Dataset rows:

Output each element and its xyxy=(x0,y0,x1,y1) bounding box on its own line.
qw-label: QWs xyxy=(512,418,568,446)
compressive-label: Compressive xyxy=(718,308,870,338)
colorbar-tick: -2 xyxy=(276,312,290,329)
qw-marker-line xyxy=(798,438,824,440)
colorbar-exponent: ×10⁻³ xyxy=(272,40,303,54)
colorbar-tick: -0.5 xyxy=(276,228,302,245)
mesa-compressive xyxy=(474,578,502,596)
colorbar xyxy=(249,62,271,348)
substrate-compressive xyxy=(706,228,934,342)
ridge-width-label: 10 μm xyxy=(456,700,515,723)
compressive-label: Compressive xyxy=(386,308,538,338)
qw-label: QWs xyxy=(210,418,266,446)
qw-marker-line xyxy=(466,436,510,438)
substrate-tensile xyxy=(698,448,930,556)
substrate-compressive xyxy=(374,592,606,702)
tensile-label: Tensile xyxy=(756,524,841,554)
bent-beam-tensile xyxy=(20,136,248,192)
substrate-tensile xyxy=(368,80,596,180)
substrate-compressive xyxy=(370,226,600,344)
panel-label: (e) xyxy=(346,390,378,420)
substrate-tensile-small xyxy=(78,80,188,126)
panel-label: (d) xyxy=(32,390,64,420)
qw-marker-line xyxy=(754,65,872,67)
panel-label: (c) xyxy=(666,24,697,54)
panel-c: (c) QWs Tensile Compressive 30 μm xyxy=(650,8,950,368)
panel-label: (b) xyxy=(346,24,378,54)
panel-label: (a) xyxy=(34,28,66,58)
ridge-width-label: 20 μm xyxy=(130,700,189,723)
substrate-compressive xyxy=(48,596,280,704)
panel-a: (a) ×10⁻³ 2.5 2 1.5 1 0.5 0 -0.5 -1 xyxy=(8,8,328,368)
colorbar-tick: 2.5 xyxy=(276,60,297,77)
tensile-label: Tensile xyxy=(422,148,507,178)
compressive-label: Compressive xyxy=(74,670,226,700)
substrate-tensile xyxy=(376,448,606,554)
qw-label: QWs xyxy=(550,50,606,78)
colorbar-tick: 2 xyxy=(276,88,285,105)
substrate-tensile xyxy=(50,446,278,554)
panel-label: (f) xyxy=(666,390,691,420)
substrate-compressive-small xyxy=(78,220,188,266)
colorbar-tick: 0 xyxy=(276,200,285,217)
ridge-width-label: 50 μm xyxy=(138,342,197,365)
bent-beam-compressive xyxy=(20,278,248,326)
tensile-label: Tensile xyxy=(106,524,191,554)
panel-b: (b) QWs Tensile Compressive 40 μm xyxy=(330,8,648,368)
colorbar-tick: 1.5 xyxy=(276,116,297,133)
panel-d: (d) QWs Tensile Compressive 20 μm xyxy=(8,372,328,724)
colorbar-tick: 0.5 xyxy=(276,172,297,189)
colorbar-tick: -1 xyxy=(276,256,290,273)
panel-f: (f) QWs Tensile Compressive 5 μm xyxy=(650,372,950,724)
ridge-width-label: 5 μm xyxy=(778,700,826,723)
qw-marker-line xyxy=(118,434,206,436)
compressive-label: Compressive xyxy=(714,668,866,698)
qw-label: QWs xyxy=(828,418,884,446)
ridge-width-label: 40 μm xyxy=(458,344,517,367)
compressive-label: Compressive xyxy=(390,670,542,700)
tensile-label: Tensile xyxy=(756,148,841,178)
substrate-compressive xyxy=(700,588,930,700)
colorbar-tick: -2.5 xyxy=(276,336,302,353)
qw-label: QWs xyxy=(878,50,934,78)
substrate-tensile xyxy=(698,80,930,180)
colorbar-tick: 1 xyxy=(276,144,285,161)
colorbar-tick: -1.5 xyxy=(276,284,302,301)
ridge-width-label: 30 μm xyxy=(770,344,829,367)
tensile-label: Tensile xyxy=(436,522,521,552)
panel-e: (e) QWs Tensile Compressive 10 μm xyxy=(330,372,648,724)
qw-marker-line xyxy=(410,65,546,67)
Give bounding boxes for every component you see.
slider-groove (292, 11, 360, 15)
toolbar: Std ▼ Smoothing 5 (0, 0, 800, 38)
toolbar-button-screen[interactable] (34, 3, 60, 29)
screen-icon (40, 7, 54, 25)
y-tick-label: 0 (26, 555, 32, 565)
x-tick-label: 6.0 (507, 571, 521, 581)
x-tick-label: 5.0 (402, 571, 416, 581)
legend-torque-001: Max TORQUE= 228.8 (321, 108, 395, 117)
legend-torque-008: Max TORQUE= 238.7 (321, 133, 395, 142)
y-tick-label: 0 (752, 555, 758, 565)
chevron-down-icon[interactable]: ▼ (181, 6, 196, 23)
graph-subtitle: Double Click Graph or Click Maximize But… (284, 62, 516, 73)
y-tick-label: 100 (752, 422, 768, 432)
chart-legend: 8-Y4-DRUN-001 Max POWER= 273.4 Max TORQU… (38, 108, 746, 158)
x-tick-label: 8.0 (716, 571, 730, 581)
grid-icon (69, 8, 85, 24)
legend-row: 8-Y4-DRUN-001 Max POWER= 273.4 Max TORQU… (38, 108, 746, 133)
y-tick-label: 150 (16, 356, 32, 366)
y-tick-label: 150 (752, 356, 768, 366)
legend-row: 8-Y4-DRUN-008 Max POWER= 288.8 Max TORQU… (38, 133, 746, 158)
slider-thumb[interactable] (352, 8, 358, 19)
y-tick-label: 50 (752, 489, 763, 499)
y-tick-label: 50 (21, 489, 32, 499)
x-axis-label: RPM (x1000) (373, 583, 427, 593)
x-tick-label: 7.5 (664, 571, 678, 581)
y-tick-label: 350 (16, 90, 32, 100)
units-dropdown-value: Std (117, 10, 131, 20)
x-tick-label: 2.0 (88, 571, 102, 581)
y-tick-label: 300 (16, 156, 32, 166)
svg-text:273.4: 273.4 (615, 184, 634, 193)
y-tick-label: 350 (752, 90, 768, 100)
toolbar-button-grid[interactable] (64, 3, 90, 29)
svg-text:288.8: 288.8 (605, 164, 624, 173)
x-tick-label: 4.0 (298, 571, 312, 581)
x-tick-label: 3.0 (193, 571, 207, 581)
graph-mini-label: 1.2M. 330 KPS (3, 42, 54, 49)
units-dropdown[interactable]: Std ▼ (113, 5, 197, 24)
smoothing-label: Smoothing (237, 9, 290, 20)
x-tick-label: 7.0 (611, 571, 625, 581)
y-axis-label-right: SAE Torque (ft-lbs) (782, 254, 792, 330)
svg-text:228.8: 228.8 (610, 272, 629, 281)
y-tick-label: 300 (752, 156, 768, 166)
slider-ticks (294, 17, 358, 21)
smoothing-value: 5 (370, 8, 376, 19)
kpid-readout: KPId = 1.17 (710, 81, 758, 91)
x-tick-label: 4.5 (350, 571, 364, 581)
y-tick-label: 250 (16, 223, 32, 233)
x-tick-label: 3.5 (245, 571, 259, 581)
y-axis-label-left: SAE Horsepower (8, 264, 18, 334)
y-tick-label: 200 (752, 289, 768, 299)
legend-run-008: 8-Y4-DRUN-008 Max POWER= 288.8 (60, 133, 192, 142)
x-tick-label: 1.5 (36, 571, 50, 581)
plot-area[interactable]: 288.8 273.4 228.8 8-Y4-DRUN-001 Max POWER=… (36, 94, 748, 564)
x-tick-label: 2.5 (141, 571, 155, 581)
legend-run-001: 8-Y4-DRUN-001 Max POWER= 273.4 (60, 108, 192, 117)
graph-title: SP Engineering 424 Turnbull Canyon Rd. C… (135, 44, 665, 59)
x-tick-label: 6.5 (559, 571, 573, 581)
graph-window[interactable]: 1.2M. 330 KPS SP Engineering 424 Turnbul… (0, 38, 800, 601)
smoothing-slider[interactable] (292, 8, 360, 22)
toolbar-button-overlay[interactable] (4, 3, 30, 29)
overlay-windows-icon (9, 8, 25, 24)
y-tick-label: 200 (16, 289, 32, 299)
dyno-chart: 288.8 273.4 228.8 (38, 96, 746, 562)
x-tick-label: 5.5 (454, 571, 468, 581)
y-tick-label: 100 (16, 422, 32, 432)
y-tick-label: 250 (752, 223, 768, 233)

▶ CHALLENGE
Give every line from the start of the items through the one holding "qw-marker-line xyxy=(798,438,824,440)", both ends included, as a Markdown table with columns No. and Line, leaving out blank lines.

▶ THE RESPONSE
| No. | Line |
|---|---|
| 1 | Output each element and its xyxy=(x0,y0,x1,y1) bounding box on its own line. |
| 2 | qw-label: QWs xyxy=(512,418,568,446) |
| 3 | compressive-label: Compressive xyxy=(718,308,870,338) |
| 4 | colorbar-tick: -2 xyxy=(276,312,290,329) |
| 5 | qw-marker-line xyxy=(798,438,824,440) |